» **JOB**
Reproduce the records below exactly as given.

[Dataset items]
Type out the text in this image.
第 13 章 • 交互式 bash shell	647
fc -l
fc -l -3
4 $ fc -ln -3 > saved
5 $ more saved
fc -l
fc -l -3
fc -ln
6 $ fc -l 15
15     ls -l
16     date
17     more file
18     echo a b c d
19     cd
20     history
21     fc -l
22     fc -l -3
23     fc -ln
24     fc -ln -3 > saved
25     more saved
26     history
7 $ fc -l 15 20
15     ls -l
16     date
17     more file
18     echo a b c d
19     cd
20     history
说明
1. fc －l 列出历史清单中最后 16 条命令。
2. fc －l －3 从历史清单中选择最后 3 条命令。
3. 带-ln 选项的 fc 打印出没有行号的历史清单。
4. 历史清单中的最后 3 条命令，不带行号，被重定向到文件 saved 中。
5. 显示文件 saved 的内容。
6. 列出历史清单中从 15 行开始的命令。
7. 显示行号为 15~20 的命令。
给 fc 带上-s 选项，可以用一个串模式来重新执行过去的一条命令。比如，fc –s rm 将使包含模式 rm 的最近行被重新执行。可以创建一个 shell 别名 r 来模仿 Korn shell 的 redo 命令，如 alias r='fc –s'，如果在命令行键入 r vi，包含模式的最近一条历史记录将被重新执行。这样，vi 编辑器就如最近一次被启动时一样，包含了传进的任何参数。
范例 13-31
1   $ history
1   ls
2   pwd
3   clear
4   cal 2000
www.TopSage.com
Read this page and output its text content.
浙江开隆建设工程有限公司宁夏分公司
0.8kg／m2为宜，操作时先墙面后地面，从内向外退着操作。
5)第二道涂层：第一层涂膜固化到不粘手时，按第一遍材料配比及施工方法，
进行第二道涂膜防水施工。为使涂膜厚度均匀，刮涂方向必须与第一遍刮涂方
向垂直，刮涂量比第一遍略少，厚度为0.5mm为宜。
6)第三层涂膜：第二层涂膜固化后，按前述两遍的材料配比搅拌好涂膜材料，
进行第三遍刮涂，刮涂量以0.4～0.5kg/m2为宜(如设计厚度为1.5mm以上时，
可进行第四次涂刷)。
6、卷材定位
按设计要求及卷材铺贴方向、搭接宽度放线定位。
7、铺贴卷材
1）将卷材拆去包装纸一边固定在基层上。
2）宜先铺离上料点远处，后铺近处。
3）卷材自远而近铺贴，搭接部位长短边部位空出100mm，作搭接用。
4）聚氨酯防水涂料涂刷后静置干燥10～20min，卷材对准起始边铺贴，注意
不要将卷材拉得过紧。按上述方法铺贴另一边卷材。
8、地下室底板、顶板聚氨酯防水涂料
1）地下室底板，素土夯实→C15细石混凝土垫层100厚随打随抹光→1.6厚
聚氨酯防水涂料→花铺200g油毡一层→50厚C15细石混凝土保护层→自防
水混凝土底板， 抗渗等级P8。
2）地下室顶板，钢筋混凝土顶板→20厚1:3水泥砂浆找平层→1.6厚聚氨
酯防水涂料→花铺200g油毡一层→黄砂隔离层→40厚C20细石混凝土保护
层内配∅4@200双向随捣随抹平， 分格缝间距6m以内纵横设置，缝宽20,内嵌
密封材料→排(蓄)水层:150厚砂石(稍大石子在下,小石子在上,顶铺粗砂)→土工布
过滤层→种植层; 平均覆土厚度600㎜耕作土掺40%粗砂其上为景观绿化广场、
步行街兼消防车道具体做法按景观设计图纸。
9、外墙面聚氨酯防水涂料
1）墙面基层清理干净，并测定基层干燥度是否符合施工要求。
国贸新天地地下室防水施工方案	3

» **PROBLEM SOLUTION**
Type out the text in this image.
第 13 章 • 交互式 bash shell	647
fc -l
fc -l -3
4 $ fc -ln -3 > saved
5 $ more saved
fc -l
fc -l -3
fc -ln
6 $ fc -l 15
15     ls -l
16     date
17     more file
18     echo a b c d
19     cd
20     history
21     fc -l
22     fc -l -3
23     fc -ln
24     fc -ln -3 > saved
25     more saved
26     history
7 $ fc -l 15 20
15     ls -l
16     date
17     more file
18     echo a b c d
19     cd
20     history
说明
1. fc －l 列出历史清单中最后 16 条命令。
2. fc －l －3 从历史清单中选择最后 3 条命令。
3. 带-ln 选项的 fc 打印出没有行号的历史清单。
4. 历史清单中的最后 3 条命令，不带行号，被重定向到文件 saved 中。
5. 显示文件 saved 的内容。
6. 列出历史清单中从 15 行开始的命令。
7. 显示行号为 15~20 的命令。
给 fc 带上-s 选项，可以用一个串模式来重新执行过去的一条命令。比如，fc –s rm 将使包含模式 rm 的最近行被重新执行。可以创建一个 shell 别名 r 来模仿 Korn shell 的 redo 命令，如 alias r='fc –s'，如果在命令行键入 r vi，包含模式的最近一条历史记录将被重新执行。这样，vi 编辑器就如最近一次被启动时一样，包含了传进的任何参数。
范例 13-31
1   $ history
1   ls
2   pwd
3   clear
4   cal 2000
www.TopSage.com
Read this page and output its text content.
浙江开隆建设工程有限公司宁夏分公司
0.8kg／m2为宜，操作时先墙面后地面，从内向外退着操作。
5)第二道涂层：第一层涂膜固化到不粘手时，按第一遍材料配比及施工方法，
进行第二道涂膜防水施工。为使涂膜厚度均匀，刮涂方向必须与第一遍刮涂方
向垂直，刮涂量比第一遍略少，厚度为0.5mm为宜。
6)第三层涂膜：第二层涂膜固化后，按前述两遍的材料配比搅拌好涂膜材料，
进行第三遍刮涂，刮涂量以0.4～0.5kg/m2为宜(如设计厚度为1.5mm以上时，
可进行第四次涂刷)。
6、卷材定位
按设计要求及卷材铺贴方向、搭接宽度放线定位。
7、铺贴卷材
1）将卷材拆去包装纸一边固定在基层上。
2）宜先铺离上料点远处，后铺近处。
3）卷材自远而近铺贴，搭接部位长短边部位空出100mm，作搭接用。
4）聚氨酯防水涂料涂刷后静置干燥10～20min，卷材对准起始边铺贴，注意
不要将卷材拉得过紧。按上述方法铺贴另一边卷材。
8、地下室底板、顶板聚氨酯防水涂料
1）地下室底板，素土夯实→C15细石混凝土垫层100厚随打随抹光→1.6厚
聚氨酯防水涂料→花铺200g油毡一层→50厚C15细石混凝土保护层→自防
水混凝土底板， 抗渗等级P8。
2）地下室顶板，钢筋混凝土顶板→20厚1:3水泥砂浆找平层→1.6厚聚氨
酯防水涂料→花铺200g油毡一层→黄砂隔离层→40厚C20细石混凝土保护
层内配∅4@200双向随捣随抹平， 分格缝间距6m以内纵横设置，缝宽20,内嵌
密封材料→排(蓄)水层:150厚砂石(稍大石子在下,小石子在上,顶铺粗砂)→土工布
过滤层→种植层; 平均覆土厚度600㎜耕作土掺40%粗砂其上为景观绿化广场、
步行街兼消防车道具体做法按景观设计图纸。
9、外墙面聚氨酯防水涂料
1）墙面基层清理干净，并测定基层干燥度是否符合施工要求。
国贸新天地地下室防水施工方案	3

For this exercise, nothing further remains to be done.